Exercise prompt » Write out the lines word for word, starting at the line that contains "What elements are" and stopping after the line that contains "svg-text:6: 6 — [1361, 1432, 1372, 1455]".
— BEGIN Listing —
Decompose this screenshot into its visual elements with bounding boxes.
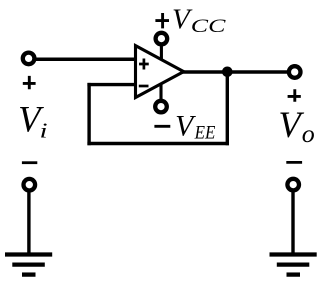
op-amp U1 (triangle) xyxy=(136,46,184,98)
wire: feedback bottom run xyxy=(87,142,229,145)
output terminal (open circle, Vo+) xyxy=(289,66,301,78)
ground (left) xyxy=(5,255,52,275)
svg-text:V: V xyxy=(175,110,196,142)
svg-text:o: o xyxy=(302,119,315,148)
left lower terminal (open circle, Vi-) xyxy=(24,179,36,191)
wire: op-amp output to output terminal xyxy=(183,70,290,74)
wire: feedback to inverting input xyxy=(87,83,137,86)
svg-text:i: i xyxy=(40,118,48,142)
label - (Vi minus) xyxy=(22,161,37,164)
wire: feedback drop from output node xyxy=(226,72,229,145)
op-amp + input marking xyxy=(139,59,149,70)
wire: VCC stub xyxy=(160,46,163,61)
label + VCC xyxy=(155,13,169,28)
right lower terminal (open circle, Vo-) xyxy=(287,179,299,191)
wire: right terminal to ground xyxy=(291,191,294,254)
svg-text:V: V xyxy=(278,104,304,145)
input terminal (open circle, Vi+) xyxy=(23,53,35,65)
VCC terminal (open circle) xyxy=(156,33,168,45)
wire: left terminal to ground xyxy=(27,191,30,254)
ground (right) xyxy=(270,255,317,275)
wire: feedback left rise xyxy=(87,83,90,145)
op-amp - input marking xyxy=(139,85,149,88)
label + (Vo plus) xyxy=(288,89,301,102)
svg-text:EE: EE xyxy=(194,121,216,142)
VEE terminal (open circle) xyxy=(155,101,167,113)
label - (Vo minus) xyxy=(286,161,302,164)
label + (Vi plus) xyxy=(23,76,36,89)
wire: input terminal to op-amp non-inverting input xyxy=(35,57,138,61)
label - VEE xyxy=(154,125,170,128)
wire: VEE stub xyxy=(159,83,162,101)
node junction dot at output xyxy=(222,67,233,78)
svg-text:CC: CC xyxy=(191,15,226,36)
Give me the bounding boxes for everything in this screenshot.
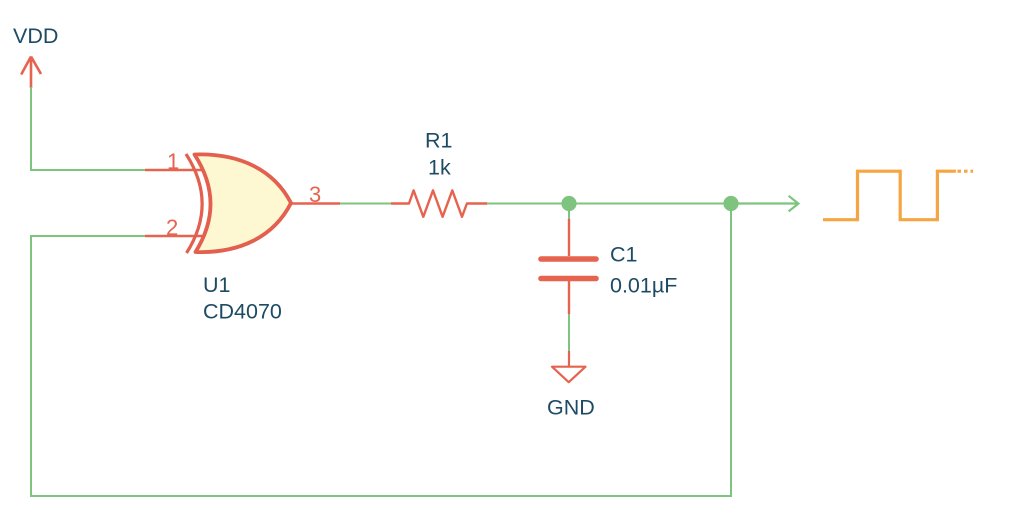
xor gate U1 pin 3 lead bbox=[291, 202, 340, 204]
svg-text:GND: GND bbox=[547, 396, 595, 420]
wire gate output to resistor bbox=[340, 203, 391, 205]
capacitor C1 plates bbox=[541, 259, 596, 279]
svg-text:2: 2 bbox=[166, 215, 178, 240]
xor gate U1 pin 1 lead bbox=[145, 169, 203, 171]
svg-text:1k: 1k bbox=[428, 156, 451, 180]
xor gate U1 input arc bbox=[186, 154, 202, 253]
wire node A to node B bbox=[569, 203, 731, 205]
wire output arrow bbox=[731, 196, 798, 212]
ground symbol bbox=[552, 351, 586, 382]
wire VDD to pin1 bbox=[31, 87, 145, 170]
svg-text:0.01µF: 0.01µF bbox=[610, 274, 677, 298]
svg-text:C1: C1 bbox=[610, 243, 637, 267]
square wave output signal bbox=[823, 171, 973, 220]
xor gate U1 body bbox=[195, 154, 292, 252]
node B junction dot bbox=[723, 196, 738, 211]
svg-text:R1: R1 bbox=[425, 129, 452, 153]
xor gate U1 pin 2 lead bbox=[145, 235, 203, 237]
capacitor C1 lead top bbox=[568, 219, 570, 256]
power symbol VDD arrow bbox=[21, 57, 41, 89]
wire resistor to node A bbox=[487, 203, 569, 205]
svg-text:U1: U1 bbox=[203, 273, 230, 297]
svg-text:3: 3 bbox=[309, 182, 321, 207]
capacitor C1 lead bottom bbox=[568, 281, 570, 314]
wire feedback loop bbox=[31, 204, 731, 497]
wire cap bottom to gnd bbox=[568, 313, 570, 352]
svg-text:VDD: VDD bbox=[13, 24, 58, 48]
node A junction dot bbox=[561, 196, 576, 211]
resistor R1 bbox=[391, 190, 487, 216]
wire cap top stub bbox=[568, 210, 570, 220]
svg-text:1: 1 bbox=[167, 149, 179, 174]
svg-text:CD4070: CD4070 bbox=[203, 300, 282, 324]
— END Listing —
— BEGIN Listing —
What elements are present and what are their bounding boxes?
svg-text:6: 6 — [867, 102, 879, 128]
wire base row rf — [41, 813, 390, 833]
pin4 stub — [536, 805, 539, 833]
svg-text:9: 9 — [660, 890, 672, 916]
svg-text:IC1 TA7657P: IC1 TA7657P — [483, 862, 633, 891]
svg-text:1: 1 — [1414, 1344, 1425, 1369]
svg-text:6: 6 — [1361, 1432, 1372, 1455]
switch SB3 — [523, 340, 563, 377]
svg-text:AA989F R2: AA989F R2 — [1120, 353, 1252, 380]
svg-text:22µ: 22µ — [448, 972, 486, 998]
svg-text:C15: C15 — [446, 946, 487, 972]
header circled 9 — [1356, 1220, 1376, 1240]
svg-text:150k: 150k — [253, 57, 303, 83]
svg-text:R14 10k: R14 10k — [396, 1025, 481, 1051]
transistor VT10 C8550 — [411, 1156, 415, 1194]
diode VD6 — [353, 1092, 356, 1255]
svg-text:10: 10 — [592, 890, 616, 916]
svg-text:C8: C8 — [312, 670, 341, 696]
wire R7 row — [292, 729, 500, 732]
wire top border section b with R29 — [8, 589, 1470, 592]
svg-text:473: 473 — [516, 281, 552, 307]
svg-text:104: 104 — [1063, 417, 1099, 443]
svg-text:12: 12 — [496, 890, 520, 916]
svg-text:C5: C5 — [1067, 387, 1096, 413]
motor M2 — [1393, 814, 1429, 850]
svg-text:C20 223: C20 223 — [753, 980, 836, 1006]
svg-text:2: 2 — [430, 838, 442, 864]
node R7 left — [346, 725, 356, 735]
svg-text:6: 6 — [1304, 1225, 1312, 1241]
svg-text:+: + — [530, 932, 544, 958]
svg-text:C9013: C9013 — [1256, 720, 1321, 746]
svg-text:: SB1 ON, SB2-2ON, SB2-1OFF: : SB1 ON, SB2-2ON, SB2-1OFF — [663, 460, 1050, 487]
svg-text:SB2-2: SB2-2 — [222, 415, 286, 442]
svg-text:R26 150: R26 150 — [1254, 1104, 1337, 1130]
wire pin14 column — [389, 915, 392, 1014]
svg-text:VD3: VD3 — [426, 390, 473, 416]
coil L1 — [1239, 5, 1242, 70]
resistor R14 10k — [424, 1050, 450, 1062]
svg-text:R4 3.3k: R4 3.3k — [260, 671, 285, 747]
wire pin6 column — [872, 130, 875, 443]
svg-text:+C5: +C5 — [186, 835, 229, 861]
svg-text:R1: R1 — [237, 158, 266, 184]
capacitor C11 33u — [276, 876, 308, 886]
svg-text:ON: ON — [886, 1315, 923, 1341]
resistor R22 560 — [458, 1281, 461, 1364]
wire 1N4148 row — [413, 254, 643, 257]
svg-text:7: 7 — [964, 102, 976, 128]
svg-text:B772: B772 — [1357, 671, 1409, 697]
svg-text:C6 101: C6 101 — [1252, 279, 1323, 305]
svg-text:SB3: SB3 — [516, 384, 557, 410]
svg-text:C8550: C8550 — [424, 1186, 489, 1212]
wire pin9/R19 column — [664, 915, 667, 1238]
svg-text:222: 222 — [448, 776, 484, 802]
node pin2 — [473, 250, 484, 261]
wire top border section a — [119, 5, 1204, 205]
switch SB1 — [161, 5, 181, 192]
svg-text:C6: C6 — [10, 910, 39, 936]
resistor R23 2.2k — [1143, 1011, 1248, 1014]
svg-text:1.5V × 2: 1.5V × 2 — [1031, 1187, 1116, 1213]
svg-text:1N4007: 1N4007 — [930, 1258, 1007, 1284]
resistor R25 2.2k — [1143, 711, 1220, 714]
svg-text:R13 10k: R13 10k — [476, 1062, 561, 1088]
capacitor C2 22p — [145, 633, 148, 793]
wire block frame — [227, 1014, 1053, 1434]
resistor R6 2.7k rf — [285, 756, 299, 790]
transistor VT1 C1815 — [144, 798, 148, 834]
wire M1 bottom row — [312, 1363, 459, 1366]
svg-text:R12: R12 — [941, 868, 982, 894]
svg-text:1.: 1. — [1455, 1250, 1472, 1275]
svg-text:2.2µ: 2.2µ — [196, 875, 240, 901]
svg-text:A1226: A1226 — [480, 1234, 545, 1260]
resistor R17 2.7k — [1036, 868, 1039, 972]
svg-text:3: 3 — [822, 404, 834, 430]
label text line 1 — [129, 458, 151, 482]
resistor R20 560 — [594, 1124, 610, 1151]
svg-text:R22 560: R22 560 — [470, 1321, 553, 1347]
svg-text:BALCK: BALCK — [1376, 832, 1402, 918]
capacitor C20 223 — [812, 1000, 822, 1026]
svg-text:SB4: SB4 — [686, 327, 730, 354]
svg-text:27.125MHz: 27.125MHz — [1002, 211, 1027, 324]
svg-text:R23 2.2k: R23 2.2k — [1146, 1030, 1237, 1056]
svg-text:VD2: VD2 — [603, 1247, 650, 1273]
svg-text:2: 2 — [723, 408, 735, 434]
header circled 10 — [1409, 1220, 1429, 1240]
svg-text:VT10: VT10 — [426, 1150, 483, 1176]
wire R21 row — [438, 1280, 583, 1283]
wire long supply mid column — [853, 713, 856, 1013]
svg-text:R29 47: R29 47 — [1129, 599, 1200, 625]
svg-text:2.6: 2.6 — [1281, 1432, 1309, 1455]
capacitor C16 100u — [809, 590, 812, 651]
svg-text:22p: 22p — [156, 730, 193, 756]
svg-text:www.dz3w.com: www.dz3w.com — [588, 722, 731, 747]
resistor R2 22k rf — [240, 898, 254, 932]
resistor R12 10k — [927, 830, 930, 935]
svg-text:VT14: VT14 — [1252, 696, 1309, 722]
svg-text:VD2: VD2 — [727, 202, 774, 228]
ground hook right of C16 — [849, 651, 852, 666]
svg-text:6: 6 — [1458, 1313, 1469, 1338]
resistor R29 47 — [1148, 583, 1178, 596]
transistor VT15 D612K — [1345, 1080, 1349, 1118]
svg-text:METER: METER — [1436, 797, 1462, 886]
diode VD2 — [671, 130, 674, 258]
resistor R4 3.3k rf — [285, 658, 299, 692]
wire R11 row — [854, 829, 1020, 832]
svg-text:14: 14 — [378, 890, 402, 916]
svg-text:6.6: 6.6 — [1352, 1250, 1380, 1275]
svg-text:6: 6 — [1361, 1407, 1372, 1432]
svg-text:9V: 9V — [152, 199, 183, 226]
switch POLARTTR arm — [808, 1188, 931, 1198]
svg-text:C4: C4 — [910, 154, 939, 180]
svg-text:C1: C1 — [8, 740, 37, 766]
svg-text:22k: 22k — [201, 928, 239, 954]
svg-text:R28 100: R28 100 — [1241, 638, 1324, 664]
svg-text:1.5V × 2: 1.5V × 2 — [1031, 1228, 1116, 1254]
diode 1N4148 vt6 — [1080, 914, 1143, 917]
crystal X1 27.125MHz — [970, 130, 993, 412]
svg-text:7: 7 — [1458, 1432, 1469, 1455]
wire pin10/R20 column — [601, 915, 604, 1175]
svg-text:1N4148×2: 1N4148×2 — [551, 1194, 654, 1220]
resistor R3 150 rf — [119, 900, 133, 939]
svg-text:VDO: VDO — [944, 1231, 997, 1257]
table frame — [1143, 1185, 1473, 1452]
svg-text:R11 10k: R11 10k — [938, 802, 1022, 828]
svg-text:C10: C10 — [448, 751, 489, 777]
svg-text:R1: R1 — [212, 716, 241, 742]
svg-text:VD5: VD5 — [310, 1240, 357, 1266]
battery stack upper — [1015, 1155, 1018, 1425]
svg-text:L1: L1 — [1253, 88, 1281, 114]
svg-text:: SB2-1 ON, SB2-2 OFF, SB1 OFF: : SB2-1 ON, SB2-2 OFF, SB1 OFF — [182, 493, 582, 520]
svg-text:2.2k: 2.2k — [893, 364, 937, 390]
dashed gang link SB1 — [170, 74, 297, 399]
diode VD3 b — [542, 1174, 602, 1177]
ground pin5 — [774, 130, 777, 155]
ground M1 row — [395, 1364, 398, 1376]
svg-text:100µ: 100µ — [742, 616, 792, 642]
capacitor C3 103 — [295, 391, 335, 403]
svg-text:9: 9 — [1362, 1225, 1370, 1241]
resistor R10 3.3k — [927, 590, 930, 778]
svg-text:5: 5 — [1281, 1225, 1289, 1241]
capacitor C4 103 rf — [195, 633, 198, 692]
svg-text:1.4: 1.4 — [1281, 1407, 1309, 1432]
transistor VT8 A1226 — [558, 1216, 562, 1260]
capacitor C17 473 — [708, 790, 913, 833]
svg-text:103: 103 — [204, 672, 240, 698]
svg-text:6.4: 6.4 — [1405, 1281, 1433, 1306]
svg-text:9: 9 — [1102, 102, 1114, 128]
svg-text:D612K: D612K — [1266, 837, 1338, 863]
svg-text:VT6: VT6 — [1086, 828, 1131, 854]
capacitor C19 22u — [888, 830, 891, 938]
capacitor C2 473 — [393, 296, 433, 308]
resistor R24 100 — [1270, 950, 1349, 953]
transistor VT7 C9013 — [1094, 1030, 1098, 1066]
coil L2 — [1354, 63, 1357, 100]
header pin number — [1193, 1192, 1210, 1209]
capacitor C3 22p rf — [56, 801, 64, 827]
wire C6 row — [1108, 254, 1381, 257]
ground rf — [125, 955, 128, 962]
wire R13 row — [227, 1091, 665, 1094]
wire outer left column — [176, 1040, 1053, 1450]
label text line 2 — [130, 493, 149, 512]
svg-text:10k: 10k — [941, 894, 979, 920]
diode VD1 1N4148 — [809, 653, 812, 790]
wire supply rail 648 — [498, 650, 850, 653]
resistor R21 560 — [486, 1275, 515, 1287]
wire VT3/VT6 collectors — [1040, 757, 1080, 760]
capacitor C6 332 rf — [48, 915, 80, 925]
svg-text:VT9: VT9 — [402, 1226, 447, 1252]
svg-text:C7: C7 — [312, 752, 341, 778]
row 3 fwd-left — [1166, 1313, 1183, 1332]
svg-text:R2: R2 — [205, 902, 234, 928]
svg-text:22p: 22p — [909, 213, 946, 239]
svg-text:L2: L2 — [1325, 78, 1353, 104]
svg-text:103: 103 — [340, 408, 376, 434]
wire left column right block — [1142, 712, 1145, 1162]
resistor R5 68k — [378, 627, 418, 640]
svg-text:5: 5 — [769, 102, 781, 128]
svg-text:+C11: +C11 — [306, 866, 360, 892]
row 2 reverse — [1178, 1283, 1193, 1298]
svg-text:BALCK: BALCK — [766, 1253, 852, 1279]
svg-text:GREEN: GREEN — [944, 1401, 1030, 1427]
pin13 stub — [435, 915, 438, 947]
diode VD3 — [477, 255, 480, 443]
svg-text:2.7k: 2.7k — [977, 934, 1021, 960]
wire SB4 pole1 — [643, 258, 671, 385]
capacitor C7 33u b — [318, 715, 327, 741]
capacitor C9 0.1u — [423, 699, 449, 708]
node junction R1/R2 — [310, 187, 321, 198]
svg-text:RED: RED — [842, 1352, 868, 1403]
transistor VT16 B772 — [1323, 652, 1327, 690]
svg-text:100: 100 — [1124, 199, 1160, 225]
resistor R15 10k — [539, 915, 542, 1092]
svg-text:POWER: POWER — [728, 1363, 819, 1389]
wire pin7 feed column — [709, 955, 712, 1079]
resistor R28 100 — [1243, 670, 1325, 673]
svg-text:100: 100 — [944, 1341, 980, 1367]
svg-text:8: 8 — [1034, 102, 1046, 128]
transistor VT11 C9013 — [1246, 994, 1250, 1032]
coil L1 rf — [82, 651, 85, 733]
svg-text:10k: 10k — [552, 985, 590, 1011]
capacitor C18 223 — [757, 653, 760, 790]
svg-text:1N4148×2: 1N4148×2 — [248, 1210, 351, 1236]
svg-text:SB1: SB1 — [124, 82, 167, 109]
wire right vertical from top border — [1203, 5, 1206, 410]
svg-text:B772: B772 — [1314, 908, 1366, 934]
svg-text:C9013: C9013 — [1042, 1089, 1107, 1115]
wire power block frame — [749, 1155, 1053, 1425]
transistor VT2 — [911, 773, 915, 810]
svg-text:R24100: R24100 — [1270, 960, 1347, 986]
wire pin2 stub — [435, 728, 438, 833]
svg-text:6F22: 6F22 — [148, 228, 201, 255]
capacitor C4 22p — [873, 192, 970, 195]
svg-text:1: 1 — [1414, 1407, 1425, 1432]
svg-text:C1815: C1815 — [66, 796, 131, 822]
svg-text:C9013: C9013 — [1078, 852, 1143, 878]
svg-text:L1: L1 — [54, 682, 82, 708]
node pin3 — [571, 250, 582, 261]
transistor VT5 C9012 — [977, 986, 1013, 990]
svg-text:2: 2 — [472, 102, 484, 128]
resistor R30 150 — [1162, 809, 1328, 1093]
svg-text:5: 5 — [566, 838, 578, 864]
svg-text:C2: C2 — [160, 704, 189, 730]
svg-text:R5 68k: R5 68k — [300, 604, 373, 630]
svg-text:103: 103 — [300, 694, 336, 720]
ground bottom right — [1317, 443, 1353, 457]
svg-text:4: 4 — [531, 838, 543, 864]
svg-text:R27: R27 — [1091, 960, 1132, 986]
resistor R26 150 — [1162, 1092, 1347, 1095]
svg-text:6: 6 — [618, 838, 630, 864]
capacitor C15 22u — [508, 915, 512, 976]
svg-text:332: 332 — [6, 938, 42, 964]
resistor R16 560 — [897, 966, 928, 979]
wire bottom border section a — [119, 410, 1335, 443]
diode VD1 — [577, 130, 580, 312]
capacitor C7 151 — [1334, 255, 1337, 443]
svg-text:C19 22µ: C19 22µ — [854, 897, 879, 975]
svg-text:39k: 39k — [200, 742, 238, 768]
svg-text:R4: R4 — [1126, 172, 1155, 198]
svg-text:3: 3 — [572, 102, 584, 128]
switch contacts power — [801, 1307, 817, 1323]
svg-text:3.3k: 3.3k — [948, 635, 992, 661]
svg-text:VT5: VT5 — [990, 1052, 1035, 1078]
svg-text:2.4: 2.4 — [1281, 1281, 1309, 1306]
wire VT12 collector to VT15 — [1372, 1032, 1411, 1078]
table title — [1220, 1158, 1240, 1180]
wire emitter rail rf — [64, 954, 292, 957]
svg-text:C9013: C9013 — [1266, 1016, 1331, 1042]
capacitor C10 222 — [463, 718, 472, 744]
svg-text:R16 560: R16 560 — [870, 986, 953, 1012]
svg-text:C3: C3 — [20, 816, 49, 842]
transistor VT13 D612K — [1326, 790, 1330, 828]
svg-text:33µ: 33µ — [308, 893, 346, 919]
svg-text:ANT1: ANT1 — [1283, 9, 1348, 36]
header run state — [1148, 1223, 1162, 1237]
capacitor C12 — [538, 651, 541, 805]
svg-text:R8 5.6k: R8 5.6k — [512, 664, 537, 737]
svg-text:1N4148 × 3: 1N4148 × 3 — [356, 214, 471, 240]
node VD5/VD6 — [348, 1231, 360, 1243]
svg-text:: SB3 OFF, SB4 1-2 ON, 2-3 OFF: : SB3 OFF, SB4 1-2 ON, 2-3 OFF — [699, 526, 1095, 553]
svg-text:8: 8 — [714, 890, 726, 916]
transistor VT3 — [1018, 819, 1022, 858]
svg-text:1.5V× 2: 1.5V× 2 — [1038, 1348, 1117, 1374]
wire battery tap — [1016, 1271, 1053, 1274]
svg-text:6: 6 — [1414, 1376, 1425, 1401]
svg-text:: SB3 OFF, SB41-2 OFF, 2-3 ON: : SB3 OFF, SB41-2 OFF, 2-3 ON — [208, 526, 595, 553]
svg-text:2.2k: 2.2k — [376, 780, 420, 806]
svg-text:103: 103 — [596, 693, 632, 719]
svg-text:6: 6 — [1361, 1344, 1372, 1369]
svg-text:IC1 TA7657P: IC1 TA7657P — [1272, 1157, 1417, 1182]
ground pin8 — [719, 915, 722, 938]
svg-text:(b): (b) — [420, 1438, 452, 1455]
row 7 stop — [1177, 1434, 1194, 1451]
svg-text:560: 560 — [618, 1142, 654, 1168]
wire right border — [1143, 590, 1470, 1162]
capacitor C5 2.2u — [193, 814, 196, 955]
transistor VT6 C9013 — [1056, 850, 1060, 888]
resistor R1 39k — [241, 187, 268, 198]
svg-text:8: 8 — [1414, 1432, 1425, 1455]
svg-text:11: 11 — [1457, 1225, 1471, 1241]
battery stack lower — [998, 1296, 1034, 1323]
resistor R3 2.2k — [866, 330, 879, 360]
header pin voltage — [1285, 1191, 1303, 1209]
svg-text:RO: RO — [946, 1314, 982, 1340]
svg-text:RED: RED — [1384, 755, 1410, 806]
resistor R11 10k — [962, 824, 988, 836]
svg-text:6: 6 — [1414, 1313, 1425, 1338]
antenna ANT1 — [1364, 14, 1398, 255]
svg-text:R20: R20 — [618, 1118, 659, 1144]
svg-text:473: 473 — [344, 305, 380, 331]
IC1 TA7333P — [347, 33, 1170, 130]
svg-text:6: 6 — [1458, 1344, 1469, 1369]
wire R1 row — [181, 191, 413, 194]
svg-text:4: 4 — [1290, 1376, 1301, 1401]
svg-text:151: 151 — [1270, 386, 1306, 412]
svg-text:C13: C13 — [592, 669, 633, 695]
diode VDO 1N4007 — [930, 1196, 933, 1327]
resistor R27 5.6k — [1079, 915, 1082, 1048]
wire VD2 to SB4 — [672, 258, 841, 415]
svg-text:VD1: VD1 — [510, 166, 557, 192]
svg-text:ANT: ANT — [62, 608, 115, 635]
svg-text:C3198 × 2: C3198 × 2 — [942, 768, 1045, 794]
— END Listing —
Exercise output »
What elements are present and what are their bounding boxes?
svg-text:6: 6 — [867, 102, 879, 128]
wire base row rf — [41, 813, 390, 833]
pin4 stub — [536, 805, 539, 833]
svg-text:9: 9 — [660, 890, 672, 916]
svg-text:IC1 TA7657P: IC1 TA7657P — [483, 862, 633, 891]
svg-text:1: 1 — [1414, 1344, 1425, 1369]
svg-text:6: 6 — [1361, 1432, 1372, 1455]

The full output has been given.